Problem requirements:
Quote every line as given.

(Stored data)
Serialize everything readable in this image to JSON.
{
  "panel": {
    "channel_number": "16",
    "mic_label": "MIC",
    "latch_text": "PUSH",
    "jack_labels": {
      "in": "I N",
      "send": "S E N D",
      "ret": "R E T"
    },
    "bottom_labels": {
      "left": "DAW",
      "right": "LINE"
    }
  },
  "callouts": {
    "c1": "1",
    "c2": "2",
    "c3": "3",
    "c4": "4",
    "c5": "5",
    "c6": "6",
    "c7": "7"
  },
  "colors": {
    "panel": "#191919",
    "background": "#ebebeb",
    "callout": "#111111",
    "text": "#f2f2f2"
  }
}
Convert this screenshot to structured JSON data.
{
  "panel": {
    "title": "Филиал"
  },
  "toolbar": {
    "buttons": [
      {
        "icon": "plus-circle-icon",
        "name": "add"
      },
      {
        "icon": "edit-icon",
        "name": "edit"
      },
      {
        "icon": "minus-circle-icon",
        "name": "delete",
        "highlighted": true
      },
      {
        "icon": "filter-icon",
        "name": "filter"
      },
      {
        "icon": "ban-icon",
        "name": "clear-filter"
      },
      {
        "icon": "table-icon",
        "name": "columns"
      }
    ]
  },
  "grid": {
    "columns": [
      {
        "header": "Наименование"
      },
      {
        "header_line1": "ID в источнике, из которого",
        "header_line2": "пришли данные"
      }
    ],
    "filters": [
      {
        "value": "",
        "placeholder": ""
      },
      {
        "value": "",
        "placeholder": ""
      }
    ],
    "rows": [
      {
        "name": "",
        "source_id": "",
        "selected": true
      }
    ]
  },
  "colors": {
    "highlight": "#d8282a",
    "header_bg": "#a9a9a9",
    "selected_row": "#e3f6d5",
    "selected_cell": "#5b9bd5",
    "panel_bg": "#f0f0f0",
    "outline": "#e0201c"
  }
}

Solution for this problem:
Serialize everything readable in this image to JSON.
{
  "panel": {
    "channel_number": "16",
    "mic_label": "MIC",
    "latch_text": "PUSH",
    "jack_labels": {
      "in": "I N",
      "send": "S E N D",
      "ret": "R E T"
    },
    "bottom_labels": {
      "left": "DAW",
      "right": "LINE"
    }
  },
  "callouts": {
    "c1": "1",
    "c2": "2",
    "c3": "3",
    "c4": "4",
    "c5": "5",
    "c6": "6",
    "c7": "7"
  },
  "colors": {
    "panel": "#191919",
    "background": "#ebebeb",
    "callout": "#111111",
    "text": "#f2f2f2"
  }
}
Convert this screenshot to structured JSON data.
{
  "panel": {
    "title": "Филиал"
  },
  "toolbar": {
    "buttons": [
      {
        "icon": "plus-circle-icon",
        "name": "add"
      },
      {
        "icon": "edit-icon",
        "name": "edit"
      },
      {
        "icon": "minus-circle-icon",
        "name": "delete",
        "highlighted": true
      },
      {
        "icon": "filter-icon",
        "name": "filter"
      },
      {
        "icon": "ban-icon",
        "name": "clear-filter"
      },
      {
        "icon": "table-icon",
        "name": "columns"
      }
    ]
  },
  "grid": {
    "columns": [
      {
        "header": "Наименование"
      },
      {
        "header_line1": "ID в источнике, из которого",
        "header_line2": "пришли данные"
      }
    ],
    "filters": [
      {
        "value": "",
        "placeholder": ""
      },
      {
        "value": "",
        "placeholder": ""
      }
    ],
    "rows": [
      {
        "name": "",
        "source_id": "",
        "selected": true
      }
    ]
  },
  "colors": {
    "highlight": "#d8282a",
    "header_bg": "#a9a9a9",
    "selected_row": "#e3f6d5",
    "selected_cell": "#5b9bd5",
    "panel_bg": "#f0f0f0",
    "outline": "#e0201c"
  }
}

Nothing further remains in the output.